[Directions] Gather up the lines that contain "разликом".

[Records provided]
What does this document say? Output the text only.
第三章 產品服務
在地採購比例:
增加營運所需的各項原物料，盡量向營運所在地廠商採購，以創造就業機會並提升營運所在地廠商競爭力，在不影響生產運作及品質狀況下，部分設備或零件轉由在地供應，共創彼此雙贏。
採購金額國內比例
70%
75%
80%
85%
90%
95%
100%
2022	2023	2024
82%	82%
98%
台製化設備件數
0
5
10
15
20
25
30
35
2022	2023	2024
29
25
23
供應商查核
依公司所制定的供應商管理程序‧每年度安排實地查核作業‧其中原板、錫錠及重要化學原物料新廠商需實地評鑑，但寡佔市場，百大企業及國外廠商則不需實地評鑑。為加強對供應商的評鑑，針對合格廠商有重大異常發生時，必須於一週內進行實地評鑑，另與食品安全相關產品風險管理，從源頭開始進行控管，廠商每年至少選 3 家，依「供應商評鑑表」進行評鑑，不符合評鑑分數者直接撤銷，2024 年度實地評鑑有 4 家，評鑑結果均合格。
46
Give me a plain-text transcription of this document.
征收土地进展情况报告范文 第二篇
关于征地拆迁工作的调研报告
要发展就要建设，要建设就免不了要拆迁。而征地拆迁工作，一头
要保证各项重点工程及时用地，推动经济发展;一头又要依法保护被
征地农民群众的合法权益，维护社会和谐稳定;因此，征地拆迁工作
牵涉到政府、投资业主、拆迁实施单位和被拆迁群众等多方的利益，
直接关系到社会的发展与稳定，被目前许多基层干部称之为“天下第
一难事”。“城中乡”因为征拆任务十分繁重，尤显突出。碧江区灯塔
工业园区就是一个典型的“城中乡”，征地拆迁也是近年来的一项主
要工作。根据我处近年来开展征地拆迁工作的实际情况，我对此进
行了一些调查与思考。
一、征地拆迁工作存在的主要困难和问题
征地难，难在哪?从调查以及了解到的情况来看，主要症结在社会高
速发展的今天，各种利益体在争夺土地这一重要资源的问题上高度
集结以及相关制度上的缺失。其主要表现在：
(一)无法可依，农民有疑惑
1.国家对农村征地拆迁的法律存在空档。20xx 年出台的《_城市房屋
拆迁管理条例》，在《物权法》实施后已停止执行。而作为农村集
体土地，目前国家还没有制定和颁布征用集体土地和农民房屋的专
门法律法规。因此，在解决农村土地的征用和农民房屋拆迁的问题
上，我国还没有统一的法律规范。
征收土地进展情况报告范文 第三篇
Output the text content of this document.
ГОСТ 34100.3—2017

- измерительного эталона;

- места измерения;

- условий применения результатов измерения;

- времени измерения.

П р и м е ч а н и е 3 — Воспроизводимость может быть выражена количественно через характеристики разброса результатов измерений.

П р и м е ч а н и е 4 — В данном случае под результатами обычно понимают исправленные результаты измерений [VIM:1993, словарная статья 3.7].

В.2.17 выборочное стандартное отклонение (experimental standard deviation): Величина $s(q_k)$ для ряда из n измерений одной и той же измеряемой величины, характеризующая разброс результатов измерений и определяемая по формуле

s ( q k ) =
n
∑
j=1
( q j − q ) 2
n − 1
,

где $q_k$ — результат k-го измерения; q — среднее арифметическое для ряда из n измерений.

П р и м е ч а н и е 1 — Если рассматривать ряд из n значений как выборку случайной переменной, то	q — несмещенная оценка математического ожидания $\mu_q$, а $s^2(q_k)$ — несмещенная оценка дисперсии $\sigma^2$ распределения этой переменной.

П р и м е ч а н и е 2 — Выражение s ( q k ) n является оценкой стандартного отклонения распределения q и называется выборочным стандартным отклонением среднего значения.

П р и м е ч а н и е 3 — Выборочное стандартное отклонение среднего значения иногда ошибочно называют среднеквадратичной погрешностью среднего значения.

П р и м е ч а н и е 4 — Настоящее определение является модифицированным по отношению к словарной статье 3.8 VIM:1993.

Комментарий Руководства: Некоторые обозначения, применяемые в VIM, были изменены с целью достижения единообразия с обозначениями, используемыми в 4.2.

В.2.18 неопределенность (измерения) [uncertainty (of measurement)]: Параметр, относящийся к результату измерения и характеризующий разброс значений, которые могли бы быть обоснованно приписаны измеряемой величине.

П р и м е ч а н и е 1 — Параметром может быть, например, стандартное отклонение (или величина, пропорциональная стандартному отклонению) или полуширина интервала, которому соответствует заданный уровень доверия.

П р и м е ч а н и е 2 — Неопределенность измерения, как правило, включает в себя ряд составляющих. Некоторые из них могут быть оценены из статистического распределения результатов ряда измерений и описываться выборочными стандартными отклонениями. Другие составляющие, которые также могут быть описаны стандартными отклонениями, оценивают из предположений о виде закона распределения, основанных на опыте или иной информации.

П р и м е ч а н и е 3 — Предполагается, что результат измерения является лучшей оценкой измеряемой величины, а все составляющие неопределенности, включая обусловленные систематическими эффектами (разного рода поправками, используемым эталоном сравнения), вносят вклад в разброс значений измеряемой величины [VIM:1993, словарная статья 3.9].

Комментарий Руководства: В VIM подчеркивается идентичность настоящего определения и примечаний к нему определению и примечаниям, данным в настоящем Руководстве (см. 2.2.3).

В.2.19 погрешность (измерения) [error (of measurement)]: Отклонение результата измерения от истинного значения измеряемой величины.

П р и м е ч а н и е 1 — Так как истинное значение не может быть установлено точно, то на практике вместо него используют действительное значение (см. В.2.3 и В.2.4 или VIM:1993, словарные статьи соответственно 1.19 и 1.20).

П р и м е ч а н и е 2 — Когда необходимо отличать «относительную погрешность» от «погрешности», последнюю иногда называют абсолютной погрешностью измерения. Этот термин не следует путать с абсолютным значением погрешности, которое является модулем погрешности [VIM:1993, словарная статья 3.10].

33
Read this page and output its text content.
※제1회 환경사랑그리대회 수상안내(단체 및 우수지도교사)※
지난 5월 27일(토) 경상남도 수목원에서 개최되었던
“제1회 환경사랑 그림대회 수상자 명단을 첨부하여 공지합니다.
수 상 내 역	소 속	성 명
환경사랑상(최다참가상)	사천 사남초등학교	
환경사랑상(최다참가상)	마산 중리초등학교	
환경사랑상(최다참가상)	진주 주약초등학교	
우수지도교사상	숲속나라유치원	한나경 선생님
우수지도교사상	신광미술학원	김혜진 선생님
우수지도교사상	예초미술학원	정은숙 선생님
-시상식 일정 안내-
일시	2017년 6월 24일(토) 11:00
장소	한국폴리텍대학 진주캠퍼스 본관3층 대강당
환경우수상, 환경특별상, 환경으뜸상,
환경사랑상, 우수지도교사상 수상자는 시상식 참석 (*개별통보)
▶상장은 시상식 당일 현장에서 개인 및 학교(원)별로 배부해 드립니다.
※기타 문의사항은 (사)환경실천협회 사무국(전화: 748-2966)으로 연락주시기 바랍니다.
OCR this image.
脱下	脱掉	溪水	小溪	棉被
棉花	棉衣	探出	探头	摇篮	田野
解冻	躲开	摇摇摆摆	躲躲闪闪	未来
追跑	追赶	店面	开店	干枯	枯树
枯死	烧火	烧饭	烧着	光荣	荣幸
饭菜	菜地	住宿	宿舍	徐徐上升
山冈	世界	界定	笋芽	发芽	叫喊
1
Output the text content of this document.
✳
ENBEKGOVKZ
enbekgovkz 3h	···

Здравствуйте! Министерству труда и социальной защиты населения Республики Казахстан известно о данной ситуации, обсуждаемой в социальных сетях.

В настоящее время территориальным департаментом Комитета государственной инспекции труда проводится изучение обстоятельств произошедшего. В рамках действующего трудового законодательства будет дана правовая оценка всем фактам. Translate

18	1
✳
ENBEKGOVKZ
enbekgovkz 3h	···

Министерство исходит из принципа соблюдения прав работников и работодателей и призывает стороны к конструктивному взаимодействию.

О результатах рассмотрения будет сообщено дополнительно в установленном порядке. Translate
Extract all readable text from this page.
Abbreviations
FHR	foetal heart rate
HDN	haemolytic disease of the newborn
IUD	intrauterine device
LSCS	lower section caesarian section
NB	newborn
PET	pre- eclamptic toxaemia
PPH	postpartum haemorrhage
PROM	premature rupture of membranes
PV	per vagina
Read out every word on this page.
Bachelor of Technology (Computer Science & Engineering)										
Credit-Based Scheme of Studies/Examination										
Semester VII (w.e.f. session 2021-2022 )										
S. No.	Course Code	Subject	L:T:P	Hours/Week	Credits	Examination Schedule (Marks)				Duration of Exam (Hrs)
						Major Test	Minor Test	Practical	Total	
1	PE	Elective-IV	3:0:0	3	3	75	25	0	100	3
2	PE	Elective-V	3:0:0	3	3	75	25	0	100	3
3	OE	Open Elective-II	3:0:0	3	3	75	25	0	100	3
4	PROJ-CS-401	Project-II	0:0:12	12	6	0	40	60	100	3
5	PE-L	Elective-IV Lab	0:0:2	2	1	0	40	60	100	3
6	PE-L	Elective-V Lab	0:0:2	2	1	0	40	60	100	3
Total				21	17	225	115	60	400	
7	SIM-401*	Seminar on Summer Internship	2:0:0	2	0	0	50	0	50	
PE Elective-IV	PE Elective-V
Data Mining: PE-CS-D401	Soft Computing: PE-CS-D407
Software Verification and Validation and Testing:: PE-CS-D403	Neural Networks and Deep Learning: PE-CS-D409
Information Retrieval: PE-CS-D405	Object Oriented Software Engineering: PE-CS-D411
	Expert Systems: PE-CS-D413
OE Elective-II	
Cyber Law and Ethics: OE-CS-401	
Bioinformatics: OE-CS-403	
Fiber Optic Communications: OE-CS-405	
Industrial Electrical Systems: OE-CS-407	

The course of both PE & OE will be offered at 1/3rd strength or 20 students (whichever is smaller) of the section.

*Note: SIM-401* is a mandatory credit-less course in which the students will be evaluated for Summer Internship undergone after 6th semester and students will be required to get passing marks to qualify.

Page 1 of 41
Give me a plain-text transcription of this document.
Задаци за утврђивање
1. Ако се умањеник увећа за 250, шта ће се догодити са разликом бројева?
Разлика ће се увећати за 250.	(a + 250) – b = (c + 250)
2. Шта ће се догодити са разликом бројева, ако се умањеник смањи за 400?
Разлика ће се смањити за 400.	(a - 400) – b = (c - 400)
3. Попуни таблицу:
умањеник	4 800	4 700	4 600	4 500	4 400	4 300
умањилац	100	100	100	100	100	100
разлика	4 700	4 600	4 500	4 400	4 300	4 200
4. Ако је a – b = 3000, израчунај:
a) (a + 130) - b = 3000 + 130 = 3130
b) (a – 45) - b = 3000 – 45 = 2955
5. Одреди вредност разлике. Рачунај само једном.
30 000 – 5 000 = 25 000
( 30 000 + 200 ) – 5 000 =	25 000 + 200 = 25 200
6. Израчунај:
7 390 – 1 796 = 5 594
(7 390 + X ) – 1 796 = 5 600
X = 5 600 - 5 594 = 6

[Finished answer]
1. Ако се умањеник увећа за 250, шта ће се догодити са разликом бројева?
2. Шта ће се догодити са разликом бројева, ако се умањеник смањи за 400?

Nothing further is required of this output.